---------- PASSAGE DU TEXTE ----------
Si l'on s'attarde sur l'anatomie du personnage, seules les mains sont généralement visibles, tenant une arme ou un autre ustensile utile au joueur. Le reste du corps est invisible, voire absent. Le joueur est en fait réduit à une caméra flottant à 1m80 du sol et une paire de gants tout aussi flottants. Si ceci sied à un rôle de tireur sur cible, les choses se gâtent lorsqu'il faut naviguer dans un environnement complexe. Le gabarit du corps du personnage est à deviner, tout comme la position de ses pieds, cruciale pour négocier des sauts ou des passages délicats. Une autre limitation vient de l'anatomie curieuse de l'avatar: il n'a pas vraiment de cou. Seul son torse et ses bras sont articulés. De ce fait, les personnages prennent souvent des poses bizarres lorsqu'ils se déplacent en tirant: torse de biais, penché vers l'avant/l'arrière...
---------- ENTRÉES LISTÉES ----------
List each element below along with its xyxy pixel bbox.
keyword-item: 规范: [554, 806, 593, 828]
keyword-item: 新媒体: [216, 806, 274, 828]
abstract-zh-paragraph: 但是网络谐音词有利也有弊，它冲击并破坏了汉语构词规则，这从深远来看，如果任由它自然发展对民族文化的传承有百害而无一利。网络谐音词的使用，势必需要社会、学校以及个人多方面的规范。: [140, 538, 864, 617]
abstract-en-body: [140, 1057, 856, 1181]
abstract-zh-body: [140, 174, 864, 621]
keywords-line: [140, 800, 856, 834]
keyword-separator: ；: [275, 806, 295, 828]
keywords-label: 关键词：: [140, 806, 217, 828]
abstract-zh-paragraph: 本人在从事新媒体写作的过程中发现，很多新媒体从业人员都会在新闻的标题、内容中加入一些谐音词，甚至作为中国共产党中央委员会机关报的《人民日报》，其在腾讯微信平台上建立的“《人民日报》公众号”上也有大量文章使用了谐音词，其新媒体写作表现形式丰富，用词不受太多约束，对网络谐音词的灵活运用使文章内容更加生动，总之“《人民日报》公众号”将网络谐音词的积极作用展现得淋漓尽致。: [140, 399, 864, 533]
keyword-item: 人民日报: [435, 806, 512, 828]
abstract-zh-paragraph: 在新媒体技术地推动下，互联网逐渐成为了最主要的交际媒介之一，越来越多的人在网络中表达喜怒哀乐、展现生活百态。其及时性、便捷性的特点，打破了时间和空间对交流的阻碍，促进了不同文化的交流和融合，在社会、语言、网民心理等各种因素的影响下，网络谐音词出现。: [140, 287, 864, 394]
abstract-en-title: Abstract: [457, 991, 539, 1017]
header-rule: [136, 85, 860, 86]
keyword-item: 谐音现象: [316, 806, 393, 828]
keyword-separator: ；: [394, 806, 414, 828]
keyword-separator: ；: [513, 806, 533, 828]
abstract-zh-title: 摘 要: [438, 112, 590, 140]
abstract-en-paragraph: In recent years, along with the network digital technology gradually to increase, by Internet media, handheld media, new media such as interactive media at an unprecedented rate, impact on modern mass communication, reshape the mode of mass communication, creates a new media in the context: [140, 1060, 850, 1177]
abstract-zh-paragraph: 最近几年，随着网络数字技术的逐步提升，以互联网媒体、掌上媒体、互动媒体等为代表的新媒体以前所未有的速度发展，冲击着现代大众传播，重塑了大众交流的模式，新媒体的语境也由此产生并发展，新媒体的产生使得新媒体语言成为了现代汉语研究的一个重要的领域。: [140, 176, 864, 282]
----------
CONSIGNES:
• A. Indiquez si chacune des affirmations suivantes concorde avec le passage sur l'anatomie du personnage, en répondant par oui ou par non et en citant les mots décisifs du passage : (i) seules les mains du personnage sont généralement visibles ; (ii) l'avatar possède un cou articulé ; (iii) la position des pieds du personnage est connue du joueur.
• B. Recopiez tout ce qui va de « Si l'on s'attarde » jusqu'à « penché vers l'avant/l'arrière... » dans le passage sur l'anatomie du personnage, en substituant « lentille » à « caméra ».
• C. D'après le passage sur l'anatomie du personnage, à quelle hauteur du sol flotte la caméra à laquelle le joueur est réduit ?

RÉPONSES FOURNIES:
• A.
(i) Oui : « seules les mains sont généralement visibles ».
(ii) Non : « il n'a pas vraiment de cou ».
(iii) Non : « Le gabarit du corps du personnage est à deviner, tout comme la position de ses pieds ».

• B.
Si l'on s'attarde sur l'anatomie du personnage, seules les mains sont généralement visibles, tenant une arme ou un autre ustensile utile au joueur. Le reste du corps est invisible, voire absent. Le joueur est en fait réduit à une lentille flottant à 1m80 du sol et une paire de gants tout aussi flottants. Si ceci sied à un rôle de tireur sur cible, les choses se gâtent lorsqu'il faut naviguer dans un environnement complexe. Le gabarit du corps du personnage est à deviner, tout comme la position de ses pieds, cruciale pour négocier des sauts ou des passages délicats. Une autre limitation vient de l'anatomie curieuse de l'avatar: il n'a pas vraiment de cou. Seul son torse et ses bras sont articulés. De ce fait, les personnages prennent souvent des poses bizarres lorsqu'ils se déplacent en tirant: torse de biais, penché vers l'avant/l'arrière...

• C. À 1m80 du sol.